_Your goal_.
In the listing that follows, how many lines contain the string "Expresar"? Provide only the number.

-- BEGIN The input --

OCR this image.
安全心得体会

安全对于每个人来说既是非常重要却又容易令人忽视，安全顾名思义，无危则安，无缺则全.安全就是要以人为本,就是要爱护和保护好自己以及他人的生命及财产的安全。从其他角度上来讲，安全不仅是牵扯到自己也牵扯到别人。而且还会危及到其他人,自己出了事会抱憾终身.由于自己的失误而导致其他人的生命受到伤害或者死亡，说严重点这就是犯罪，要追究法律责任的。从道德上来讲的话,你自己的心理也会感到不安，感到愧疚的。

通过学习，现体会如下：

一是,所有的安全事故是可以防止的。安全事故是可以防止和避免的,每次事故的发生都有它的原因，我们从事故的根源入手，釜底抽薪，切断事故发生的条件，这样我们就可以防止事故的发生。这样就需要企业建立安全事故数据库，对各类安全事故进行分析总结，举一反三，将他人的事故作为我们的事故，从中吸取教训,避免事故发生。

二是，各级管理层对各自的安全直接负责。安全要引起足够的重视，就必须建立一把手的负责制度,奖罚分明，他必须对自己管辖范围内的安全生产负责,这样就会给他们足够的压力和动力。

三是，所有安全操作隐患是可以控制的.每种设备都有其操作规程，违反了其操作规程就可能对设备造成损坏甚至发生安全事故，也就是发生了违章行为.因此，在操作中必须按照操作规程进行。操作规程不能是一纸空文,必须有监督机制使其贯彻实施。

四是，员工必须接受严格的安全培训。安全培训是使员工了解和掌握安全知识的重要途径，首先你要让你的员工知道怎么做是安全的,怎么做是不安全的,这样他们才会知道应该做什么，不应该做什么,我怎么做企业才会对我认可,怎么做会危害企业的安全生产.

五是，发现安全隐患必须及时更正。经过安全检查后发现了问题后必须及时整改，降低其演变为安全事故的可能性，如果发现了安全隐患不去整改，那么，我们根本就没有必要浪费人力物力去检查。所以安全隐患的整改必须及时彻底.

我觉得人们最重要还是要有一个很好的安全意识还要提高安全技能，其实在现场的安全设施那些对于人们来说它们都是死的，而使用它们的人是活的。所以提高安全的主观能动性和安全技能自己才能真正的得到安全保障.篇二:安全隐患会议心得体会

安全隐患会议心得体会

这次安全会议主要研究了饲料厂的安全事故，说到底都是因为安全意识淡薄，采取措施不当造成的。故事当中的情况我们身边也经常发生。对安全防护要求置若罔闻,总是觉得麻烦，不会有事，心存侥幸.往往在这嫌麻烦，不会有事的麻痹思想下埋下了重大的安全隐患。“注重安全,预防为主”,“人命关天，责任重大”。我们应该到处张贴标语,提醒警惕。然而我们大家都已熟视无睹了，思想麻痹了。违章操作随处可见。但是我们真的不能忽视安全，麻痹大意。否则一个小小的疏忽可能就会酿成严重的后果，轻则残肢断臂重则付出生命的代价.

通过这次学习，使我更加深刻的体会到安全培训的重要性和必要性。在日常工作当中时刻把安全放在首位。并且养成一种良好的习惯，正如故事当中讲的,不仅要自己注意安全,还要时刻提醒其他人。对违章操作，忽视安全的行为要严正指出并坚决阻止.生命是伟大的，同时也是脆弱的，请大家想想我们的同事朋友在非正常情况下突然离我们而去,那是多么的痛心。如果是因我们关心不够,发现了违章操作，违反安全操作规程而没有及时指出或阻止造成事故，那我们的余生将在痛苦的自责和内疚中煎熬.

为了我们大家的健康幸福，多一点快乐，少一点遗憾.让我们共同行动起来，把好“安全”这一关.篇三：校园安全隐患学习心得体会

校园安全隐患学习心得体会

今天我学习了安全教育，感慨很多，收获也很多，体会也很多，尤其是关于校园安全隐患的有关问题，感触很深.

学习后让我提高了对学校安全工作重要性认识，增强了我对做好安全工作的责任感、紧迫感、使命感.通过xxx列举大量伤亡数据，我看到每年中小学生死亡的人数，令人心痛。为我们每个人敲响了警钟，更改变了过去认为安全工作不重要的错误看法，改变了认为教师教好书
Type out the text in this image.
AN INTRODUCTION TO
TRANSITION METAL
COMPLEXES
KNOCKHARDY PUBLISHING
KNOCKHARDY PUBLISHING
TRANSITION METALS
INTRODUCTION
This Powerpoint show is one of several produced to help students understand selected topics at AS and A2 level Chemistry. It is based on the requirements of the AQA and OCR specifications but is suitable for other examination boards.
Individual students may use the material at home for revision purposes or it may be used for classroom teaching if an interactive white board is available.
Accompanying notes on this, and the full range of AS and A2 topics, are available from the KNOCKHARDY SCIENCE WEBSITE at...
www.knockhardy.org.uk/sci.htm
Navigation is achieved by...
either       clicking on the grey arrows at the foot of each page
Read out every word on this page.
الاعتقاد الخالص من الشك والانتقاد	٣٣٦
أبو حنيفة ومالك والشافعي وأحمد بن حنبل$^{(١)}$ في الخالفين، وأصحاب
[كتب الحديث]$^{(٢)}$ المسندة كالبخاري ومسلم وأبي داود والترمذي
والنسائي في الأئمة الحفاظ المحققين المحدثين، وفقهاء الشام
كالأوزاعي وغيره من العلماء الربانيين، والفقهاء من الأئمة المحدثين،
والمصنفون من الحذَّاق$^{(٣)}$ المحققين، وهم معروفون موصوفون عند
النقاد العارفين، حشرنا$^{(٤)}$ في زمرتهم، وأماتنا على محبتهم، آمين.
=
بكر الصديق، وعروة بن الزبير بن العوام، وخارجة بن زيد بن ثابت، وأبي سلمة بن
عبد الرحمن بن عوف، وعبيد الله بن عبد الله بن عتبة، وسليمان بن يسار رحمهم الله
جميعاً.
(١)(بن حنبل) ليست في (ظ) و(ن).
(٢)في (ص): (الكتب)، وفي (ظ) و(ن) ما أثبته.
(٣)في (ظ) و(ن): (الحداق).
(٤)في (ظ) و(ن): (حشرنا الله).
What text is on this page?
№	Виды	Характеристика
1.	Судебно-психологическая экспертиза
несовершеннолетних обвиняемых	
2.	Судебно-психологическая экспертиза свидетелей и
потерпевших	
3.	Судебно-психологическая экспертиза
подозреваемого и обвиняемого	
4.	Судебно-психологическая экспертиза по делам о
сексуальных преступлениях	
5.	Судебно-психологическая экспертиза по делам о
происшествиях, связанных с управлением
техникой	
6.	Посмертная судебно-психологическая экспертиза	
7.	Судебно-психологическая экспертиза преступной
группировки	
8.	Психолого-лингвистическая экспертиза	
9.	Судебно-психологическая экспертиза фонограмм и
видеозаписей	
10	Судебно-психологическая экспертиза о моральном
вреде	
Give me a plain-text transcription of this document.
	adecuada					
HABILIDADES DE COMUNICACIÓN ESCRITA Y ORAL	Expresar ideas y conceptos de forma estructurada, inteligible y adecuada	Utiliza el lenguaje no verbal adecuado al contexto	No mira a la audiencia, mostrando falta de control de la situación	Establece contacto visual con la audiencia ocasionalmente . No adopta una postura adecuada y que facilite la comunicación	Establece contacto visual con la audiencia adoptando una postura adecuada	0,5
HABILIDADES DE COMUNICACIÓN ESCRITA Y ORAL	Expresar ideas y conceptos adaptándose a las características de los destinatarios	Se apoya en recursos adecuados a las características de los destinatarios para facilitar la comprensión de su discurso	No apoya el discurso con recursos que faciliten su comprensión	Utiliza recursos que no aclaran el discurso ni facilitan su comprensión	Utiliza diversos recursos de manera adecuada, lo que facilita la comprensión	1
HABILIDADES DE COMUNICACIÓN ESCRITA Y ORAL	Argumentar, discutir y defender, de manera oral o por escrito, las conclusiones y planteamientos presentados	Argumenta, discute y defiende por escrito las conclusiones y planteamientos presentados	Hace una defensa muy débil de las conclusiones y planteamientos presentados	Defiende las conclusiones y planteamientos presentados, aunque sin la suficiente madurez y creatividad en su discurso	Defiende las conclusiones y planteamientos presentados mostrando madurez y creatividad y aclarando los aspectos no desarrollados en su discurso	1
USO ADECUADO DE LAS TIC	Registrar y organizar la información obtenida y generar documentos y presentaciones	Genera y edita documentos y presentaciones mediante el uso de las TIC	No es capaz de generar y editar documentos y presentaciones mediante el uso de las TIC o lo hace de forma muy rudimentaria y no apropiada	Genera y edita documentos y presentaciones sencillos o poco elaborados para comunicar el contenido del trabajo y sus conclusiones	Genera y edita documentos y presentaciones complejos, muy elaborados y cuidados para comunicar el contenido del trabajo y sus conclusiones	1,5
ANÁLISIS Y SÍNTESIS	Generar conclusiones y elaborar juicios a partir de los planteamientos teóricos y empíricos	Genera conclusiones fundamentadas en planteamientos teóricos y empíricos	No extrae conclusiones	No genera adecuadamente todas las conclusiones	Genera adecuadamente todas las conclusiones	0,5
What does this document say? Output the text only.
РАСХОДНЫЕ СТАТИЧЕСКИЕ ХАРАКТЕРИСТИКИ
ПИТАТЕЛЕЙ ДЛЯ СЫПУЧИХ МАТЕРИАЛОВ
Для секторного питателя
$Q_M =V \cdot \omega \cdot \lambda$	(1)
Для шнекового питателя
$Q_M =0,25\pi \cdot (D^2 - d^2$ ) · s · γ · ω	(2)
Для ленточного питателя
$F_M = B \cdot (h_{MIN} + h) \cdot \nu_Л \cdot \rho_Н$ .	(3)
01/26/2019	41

-- END The input --

_Exercise answer_.
2